◆ **Dataset records**
==========

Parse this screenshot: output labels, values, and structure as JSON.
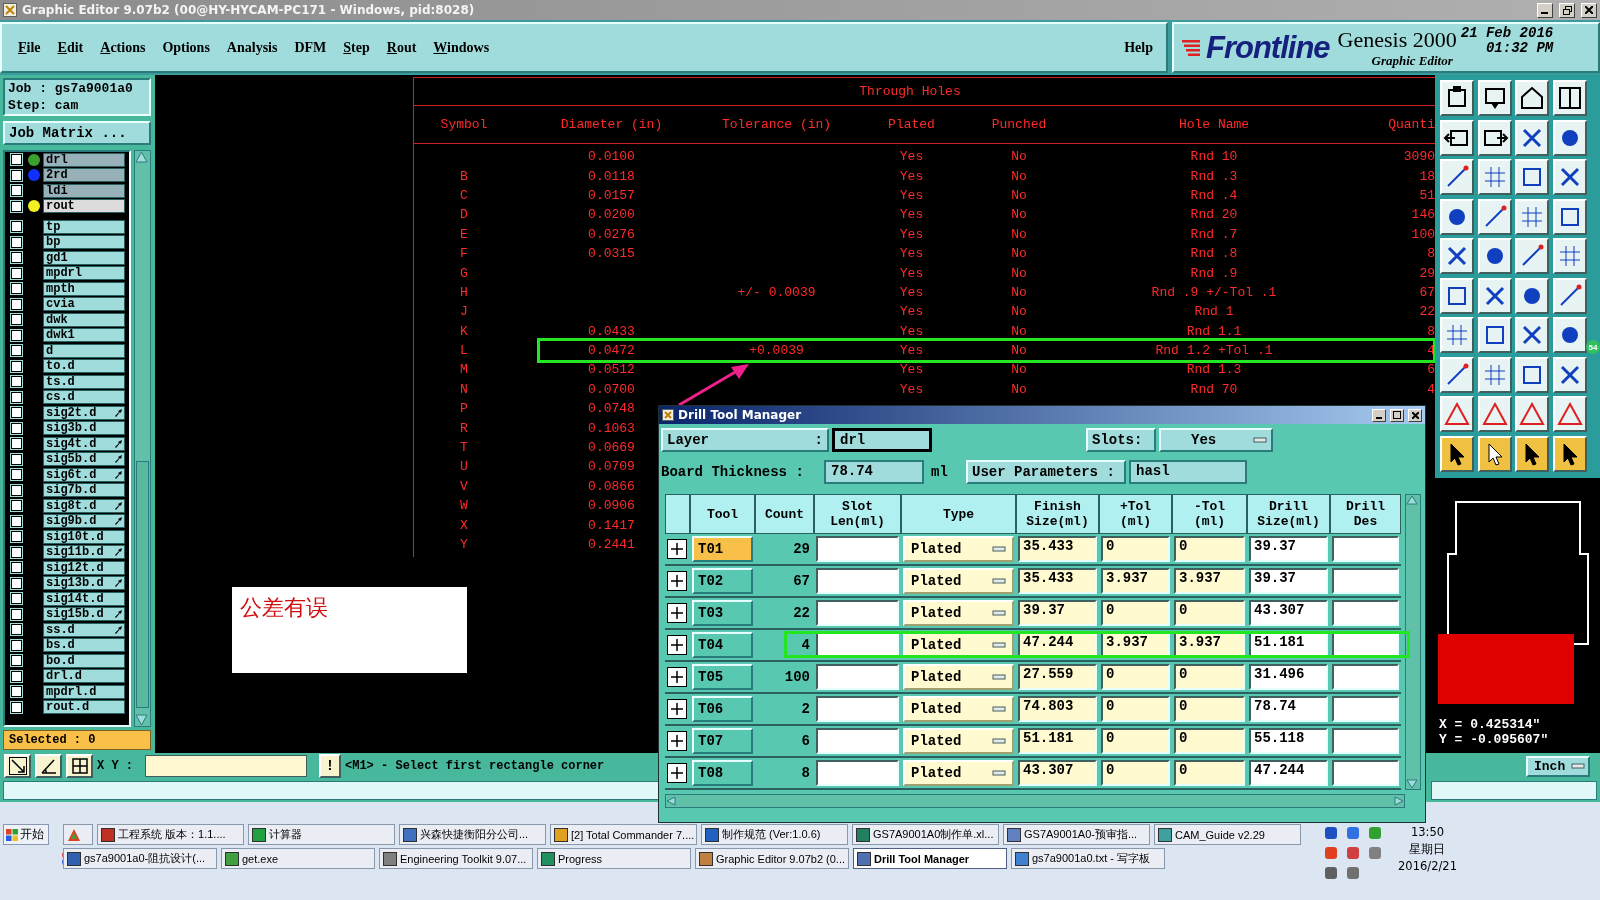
{
  "window": {
    "title": "Graphic Editor 9.07b2 (00@HY-HYCAM-PC171 - Windows, pid:8028)"
  },
  "menu": [
    {
      "label": "File",
      "mnemonic": true
    },
    {
      "label": "Edit",
      "mnemonic": true
    },
    {
      "label": "Actions",
      "mnemonic": true
    },
    {
      "label": "Options",
      "mnemonic": false
    },
    {
      "label": "Analysis",
      "mnemonic": false
    },
    {
      "label": "DFM",
      "mnemonic": false
    },
    {
      "label": "Step",
      "mnemonic": true
    },
    {
      "label": "Rout",
      "mnemonic": true
    },
    {
      "label": "Windows",
      "mnemonic": true
    }
  ],
  "help": "Help",
  "brand": {
    "logo": "Frontline",
    "product": "Genesis 2000",
    "subtitle": "Graphic Editor",
    "date": "21 Feb 2016",
    "time": "01:32 PM"
  },
  "job": {
    "job": "Job : gs7a9001a0",
    "step": "Step: cam",
    "matrix_button": "Job Matrix ..."
  },
  "layers": {
    "board": [
      {
        "name": "drl",
        "color": "#3ca030",
        "checked": false,
        "selected": false
      },
      {
        "name": "2rd",
        "color": "#1030ff",
        "checked": false,
        "selected": false
      },
      {
        "name": "ldi",
        "checked": false,
        "selected": false
      },
      {
        "name": "rout",
        "color": "#f4f020",
        "checked": false,
        "selected": true
      }
    ],
    "misc": [
      {
        "name": "tp",
        "checked": false,
        "marked": false
      },
      {
        "name": "bp",
        "checked": false,
        "marked": false
      },
      {
        "name": "gd1",
        "checked": false,
        "marked": false
      },
      {
        "name": "mpdrl",
        "checked": false,
        "marked": false
      },
      {
        "name": "mpth",
        "checked": false,
        "marked": false
      },
      {
        "name": "cvia",
        "checked": false,
        "marked": false
      },
      {
        "name": "dwk",
        "checked": false,
        "marked": false
      },
      {
        "name": "dwk1",
        "checked": false,
        "marked": false
      },
      {
        "name": "d",
        "checked": false,
        "marked": false
      },
      {
        "name": "to.d",
        "checked": false,
        "marked": false
      },
      {
        "name": "ts.d",
        "checked": false,
        "marked": false
      },
      {
        "name": "cs.d",
        "checked": false,
        "marked": false
      },
      {
        "name": "sig2t.d",
        "checked": false,
        "marked": true
      },
      {
        "name": "sig3b.d",
        "checked": false,
        "marked": false
      },
      {
        "name": "sig4t.d",
        "checked": false,
        "marked": true
      },
      {
        "name": "sig5b.d",
        "checked": false,
        "marked": true
      },
      {
        "name": "sig6t.d",
        "checked": false,
        "marked": true
      },
      {
        "name": "sig7b.d",
        "checked": false,
        "marked": false
      },
      {
        "name": "sig8t.d",
        "checked": false,
        "marked": true
      },
      {
        "name": "sig9b.d",
        "checked": false,
        "marked": true
      },
      {
        "name": "sig10t.d",
        "checked": false,
        "marked": false
      },
      {
        "name": "sig11b.d",
        "checked": false,
        "marked": true
      },
      {
        "name": "sig12t.d",
        "checked": false,
        "marked": false
      },
      {
        "name": "sig13b.d",
        "checked": false,
        "marked": true
      },
      {
        "name": "sig14t.d",
        "checked": false,
        "marked": false
      },
      {
        "name": "sig15b.d",
        "checked": false,
        "marked": true
      },
      {
        "name": "ss.d",
        "checked": false,
        "marked": true
      },
      {
        "name": "bs.d",
        "checked": false,
        "marked": false
      },
      {
        "name": "bo.d",
        "checked": false,
        "marked": false
      },
      {
        "name": "drl.d",
        "checked": false,
        "marked": false
      },
      {
        "name": "mpdrl.d",
        "checked": false,
        "marked": false
      },
      {
        "name": "rout.d",
        "checked": false,
        "marked": false
      }
    ]
  },
  "selected_count": "Selected : 0",
  "holes": {
    "title": "Through Holes",
    "columns": [
      "Symbol",
      "Diameter (in)",
      "Tolerance (in)",
      "Plated",
      "Punched",
      "Hole Name",
      "Quanti"
    ],
    "rows": [
      {
        "diameter": "0.0100",
        "plated": "Yes",
        "punched": "No",
        "hole_name": "Rnd 10",
        "quantity": "3090",
        "highlighted": false
      },
      {
        "symbol": "B",
        "diameter": "0.0118",
        "plated": "Yes",
        "punched": "No",
        "hole_name": "Rnd .3",
        "quantity": "18",
        "highlighted": false
      },
      {
        "symbol": "C",
        "diameter": "0.0157",
        "plated": "Yes",
        "punched": "No",
        "hole_name": "Rnd .4",
        "quantity": "51",
        "highlighted": false
      },
      {
        "symbol": "D",
        "diameter": "0.0200",
        "plated": "Yes",
        "punched": "No",
        "hole_name": "Rnd 20",
        "quantity": "146",
        "highlighted": false
      },
      {
        "symbol": "E",
        "diameter": "0.0276",
        "plated": "Yes",
        "punched": "No",
        "hole_name": "Rnd .7",
        "quantity": "100",
        "highlighted": false
      },
      {
        "symbol": "F",
        "diameter": "0.0315",
        "plated": "Yes",
        "punched": "No",
        "hole_name": "Rnd .8",
        "quantity": "8",
        "highlighted": false
      },
      {
        "symbol": "G",
        "plated": "Yes",
        "punched": "No",
        "hole_name": "Rnd .9",
        "quantity": "29",
        "highlighted": false
      },
      {
        "symbol": "H",
        "tolerance": "+/- 0.0039",
        "plated": "Yes",
        "punched": "No",
        "hole_name": "Rnd .9 +/-Tol .1",
        "quantity": "67",
        "highlighted": false
      },
      {
        "symbol": "J",
        "plated": "Yes",
        "punched": "No",
        "hole_name": "Rnd 1",
        "quantity": "22",
        "highlighted": false
      },
      {
        "symbol": "K",
        "diameter": "0.0433",
        "plated": "Yes",
        "punched": "No",
        "hole_name": "Rnd 1.1",
        "quantity": "8",
        "highlighted": false
      },
      {
        "symbol": "L",
        "diameter": "0.0472",
        "tolerance": "+0.0039",
        "plated": "Yes",
        "punched": "No",
        "hole_name": "Rnd 1.2 +Tol .1",
        "quantity": "4",
        "highlighted": true
      },
      {
        "symbol": "M",
        "diameter": "0.0512",
        "plated": "Yes",
        "punched": "No",
        "hole_name": "Rnd 1.3",
        "quantity": "6",
        "highlighted": false
      },
      {
        "symbol": "N",
        "diameter": "0.0700",
        "plated": "Yes",
        "punched": "No",
        "hole_name": "Rnd 70",
        "quantity": "4",
        "highlighted": false
      },
      {
        "symbol": "P",
        "diameter": "0.0748",
        "highlighted": false
      },
      {
        "symbol": "R",
        "diameter": "0.1063",
        "highlighted": false
      },
      {
        "symbol": "T",
        "diameter": "0.0669",
        "highlighted": false
      },
      {
        "symbol": "U",
        "diameter": "0.0709",
        "highlighted": false
      },
      {
        "symbol": "V",
        "diameter": "0.0866",
        "highlighted": false
      },
      {
        "symbol": "W",
        "diameter": "0.0906",
        "highlighted": false
      },
      {
        "symbol": "X",
        "diameter": "0.1417",
        "highlighted": false
      },
      {
        "symbol": "Y",
        "diameter": "0.2441",
        "highlighted": false
      }
    ]
  },
  "note": "公差有误",
  "dialog": {
    "title": "Drill Tool Manager",
    "layer": {
      "label": "Layer",
      "separator": ":",
      "value": "drl"
    },
    "slots": {
      "label": "Slots:",
      "value": "Yes"
    },
    "thickness": {
      "label": "Board Thickness :",
      "value": "78.74",
      "unit": "ml"
    },
    "user_params": {
      "label": "User Parameters :",
      "value": "hasl"
    },
    "columns": [
      "Tool",
      "Count",
      "Slot Len(ml)",
      "Type",
      "Finish Size(ml)",
      "+Tol (ml)",
      "-Tol (ml)",
      "Drill Size(ml)",
      "Drill Des"
    ],
    "rows": [
      {
        "tool": "T01",
        "count": "29",
        "type": "Plated",
        "finish": "35.433",
        "plus_tol": "0",
        "minus_tol": "0",
        "drill_size": "39.37",
        "selected": true,
        "highlighted": false
      },
      {
        "tool": "T02",
        "count": "67",
        "type": "Plated",
        "finish": "35.433",
        "plus_tol": "3.937",
        "minus_tol": "3.937",
        "drill_size": "39.37",
        "selected": false,
        "highlighted": false
      },
      {
        "tool": "T03",
        "count": "22",
        "type": "Plated",
        "finish": "39.37",
        "plus_tol": "0",
        "minus_tol": "0",
        "drill_size": "43.307",
        "selected": false,
        "highlighted": false
      },
      {
        "tool": "T04",
        "count": "4",
        "type": "Plated",
        "finish": "47.244",
        "plus_tol": "3.937",
        "minus_tol": "3.937",
        "drill_size": "51.181",
        "selected": false,
        "highlighted": true
      },
      {
        "tool": "T05",
        "count": "100",
        "type": "Plated",
        "finish": "27.559",
        "plus_tol": "0",
        "minus_tol": "0",
        "drill_size": "31.496",
        "selected": false,
        "highlighted": false
      },
      {
        "tool": "T06",
        "count": "2",
        "type": "Plated",
        "finish": "74.803",
        "plus_tol": "0",
        "minus_tol": "0",
        "drill_size": "78.74",
        "selected": false,
        "highlighted": false
      },
      {
        "tool": "T07",
        "count": "6",
        "type": "Plated",
        "finish": "51.181",
        "plus_tol": "0",
        "minus_tol": "0",
        "drill_size": "55.118",
        "selected": false,
        "highlighted": false
      },
      {
        "tool": "T08",
        "count": "8",
        "type": "Plated",
        "finish": "43.307",
        "plus_tol": "0",
        "minus_tol": "0",
        "drill_size": "47.244",
        "selected": false,
        "highlighted": false
      }
    ]
  },
  "command": {
    "xy_label": "X Y :",
    "bang": "!",
    "prompt": "<M1> - Select first rectangle corner"
  },
  "coords": {
    "x": "X = 0.425314\"",
    "y": "Y = -0.095607\""
  },
  "units": "Inch",
  "badge": "54",
  "taskbar": {
    "start": "开始",
    "row1": [
      {
        "label": "工程系统  版本：1.1....",
        "selected": false
      },
      {
        "label": "计算器",
        "selected": false
      },
      {
        "label": "兴森快捷衡阳分公司...",
        "selected": false
      },
      {
        "label": "[2] Total Commander 7....",
        "selected": false
      },
      {
        "label": "制作规范 (Ver:1.0.6)",
        "selected": false
      },
      {
        "label": "GS7A9001A0制作单.xl...",
        "selected": false
      },
      {
        "label": "GS7A9001A0-预审指...",
        "selected": false
      },
      {
        "label": "CAM_Guide v2.29",
        "selected": false
      }
    ],
    "row2": [
      {
        "label": "gs7a9001a0-阻抗设计(...",
        "selected": false
      },
      {
        "label": "get.exe",
        "selected": false
      },
      {
        "label": "Engineering Toolkit 9.07...",
        "selected": false
      },
      {
        "label": "Progress",
        "selected": false
      },
      {
        "label": "Graphic Editor 9.07b2 (0...",
        "selected": false
      },
      {
        "label": "Drill Tool Manager",
        "selected": true
      },
      {
        "label": "gs7a9001a0.txt - 写字板",
        "selected": false
      }
    ],
    "clock": {
      "time": "13:50",
      "day": "星期日",
      "date": "2016/2/21"
    }
  }
}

==========

◆ **What is needed**
Only the lines containing "Graphic" are needed; copy each of them from the data.

◆ **Written answer**
    "title": "Graphic Editor 9.07b2 (00@HY-HYCAM-PC171 - Windows, pid:8028)"
    "subtitle": "Graphic Editor",
        "label": "Graphic Editor 9.07b2 (0...",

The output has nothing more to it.